• **DATA PROVIDED**
%%

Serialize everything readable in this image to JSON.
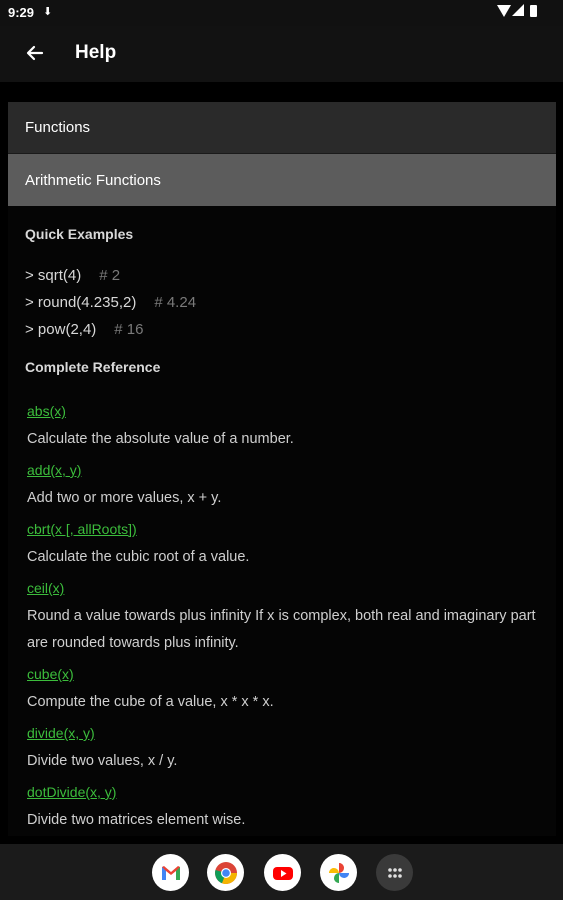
{
  "status_bar": {
    "time": "9:29",
    "indicator_icon": "download-icon"
  },
  "app_bar": {
    "back_icon": "arrow-left-icon",
    "title": "Help"
  },
  "sections": {
    "functions_label": "Functions",
    "arithmetic_label": "Arithmetic Functions"
  },
  "quick_examples": {
    "heading": "Quick Examples",
    "items": [
      {
        "code": "> sqrt(4)",
        "comment": "# 2"
      },
      {
        "code": "> round(4.235,2)",
        "comment": "# 4.24"
      },
      {
        "code": "> pow(2,4)",
        "comment": "# 16"
      }
    ]
  },
  "reference": {
    "heading": "Complete Reference",
    "items": [
      {
        "name": "abs(x)",
        "description": "Calculate the absolute value of a number."
      },
      {
        "name": "add(x, y)",
        "description": "Add two or more values, x + y."
      },
      {
        "name": "cbrt(x [, allRoots])",
        "description": "Calculate the cubic root of a value."
      },
      {
        "name": "ceil(x)",
        "description": "Round a value towards plus infinity If x is complex, both real and imaginary part are rounded towards plus infinity."
      },
      {
        "name": "cube(x)",
        "description": "Compute the cube of a value, x * x * x."
      },
      {
        "name": "divide(x, y)",
        "description": "Divide two values, x / y."
      },
      {
        "name": "dotDivide(x, y)",
        "description": "Divide two matrices element wise."
      }
    ]
  },
  "dock": {
    "apps": [
      {
        "name": "gmail-icon"
      },
      {
        "name": "chrome-icon"
      },
      {
        "name": "youtube-icon"
      },
      {
        "name": "photos-icon"
      },
      {
        "name": "app-drawer-icon"
      }
    ]
  },
  "colors": {
    "link": "#3cbd3c",
    "section_dark": "#2a2a2a",
    "section_selected": "#5c5c5c"
  }
}
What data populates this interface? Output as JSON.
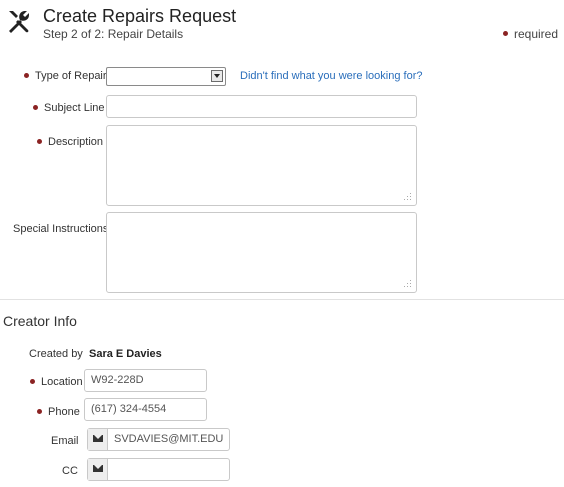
{
  "header": {
    "title": "Create Repairs Request",
    "subtitle": "Step 2 of 2: Repair Details",
    "required_legend": "required",
    "icon": "tools-icon"
  },
  "colors": {
    "required_dot": "#8b2323",
    "link": "#2a6ebb"
  },
  "repair_form": {
    "type_of_repair": {
      "label": "Type of Repair",
      "value": "",
      "required": true
    },
    "help_link": "Didn't find what you were looking for?",
    "subject_line": {
      "label": "Subject Line",
      "value": "",
      "required": true
    },
    "description": {
      "label": "Description",
      "value": "",
      "required": true
    },
    "special_instructions": {
      "label": "Special Instructions",
      "value": "",
      "required": false
    }
  },
  "creator_info": {
    "section_title": "Creator Info",
    "created_by": {
      "label": "Created by",
      "value": "Sara E Davies"
    },
    "location": {
      "label": "Location",
      "value": "W92-228D",
      "required": true
    },
    "phone": {
      "label": "Phone",
      "value": "(617) 324-4554",
      "required": true
    },
    "email": {
      "label": "Email",
      "value": "SVDAVIES@MIT.EDU",
      "icon": "envelope-icon"
    },
    "cc": {
      "label": "CC",
      "value": "",
      "icon": "envelope-icon"
    }
  }
}
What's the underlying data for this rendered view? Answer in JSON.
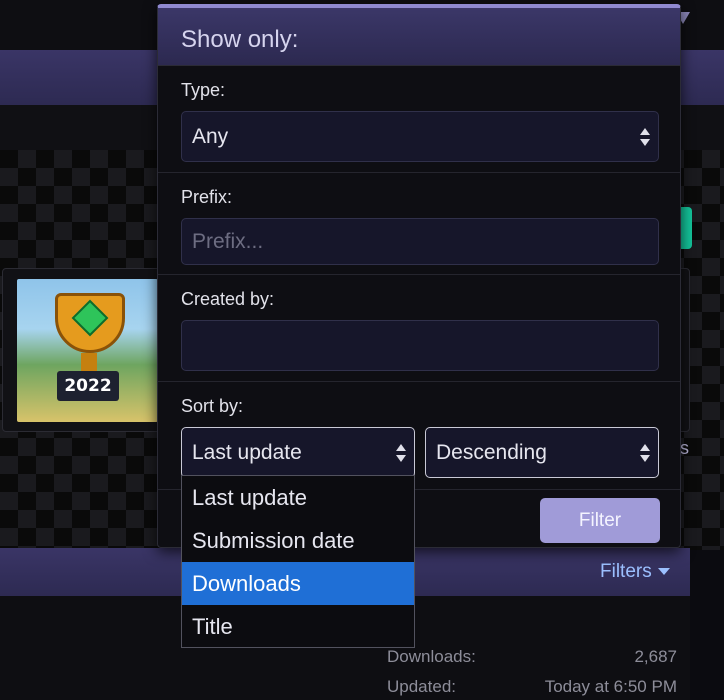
{
  "popup": {
    "title": "Show only:",
    "type": {
      "label": "Type:",
      "value": "Any"
    },
    "prefix": {
      "label": "Prefix:",
      "placeholder": "Prefix..."
    },
    "created_by": {
      "label": "Created by:",
      "value": ""
    },
    "sort": {
      "label": "Sort by:",
      "field_value": "Last update",
      "order_value": "Descending",
      "options": [
        "Last update",
        "Submission date",
        "Downloads",
        "Title"
      ],
      "highlighted_index": 2
    },
    "filter_button": "Filter"
  },
  "thumbnail": {
    "badge_text": "2022"
  },
  "list_header": {
    "filters_label": "Filters"
  },
  "stats": {
    "downloads_label": "Downloads:",
    "downloads_value": "2,687",
    "updated_label": "Updated:",
    "updated_value": "Today at 6:50 PM"
  },
  "background_fragment": "s",
  "colors": {
    "accent": "#a09bd8",
    "header": "#3a3566",
    "highlight": "#1f6fd6",
    "green": "#14c39a"
  }
}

%%

• **INSTRUCTIONS TO FOLLOW**
Copy every line of the records above that holds the word "Functions".

• **ANSWER IN FULL**
    "functions_label": "Functions",
    "arithmetic_label": "Arithmetic Functions"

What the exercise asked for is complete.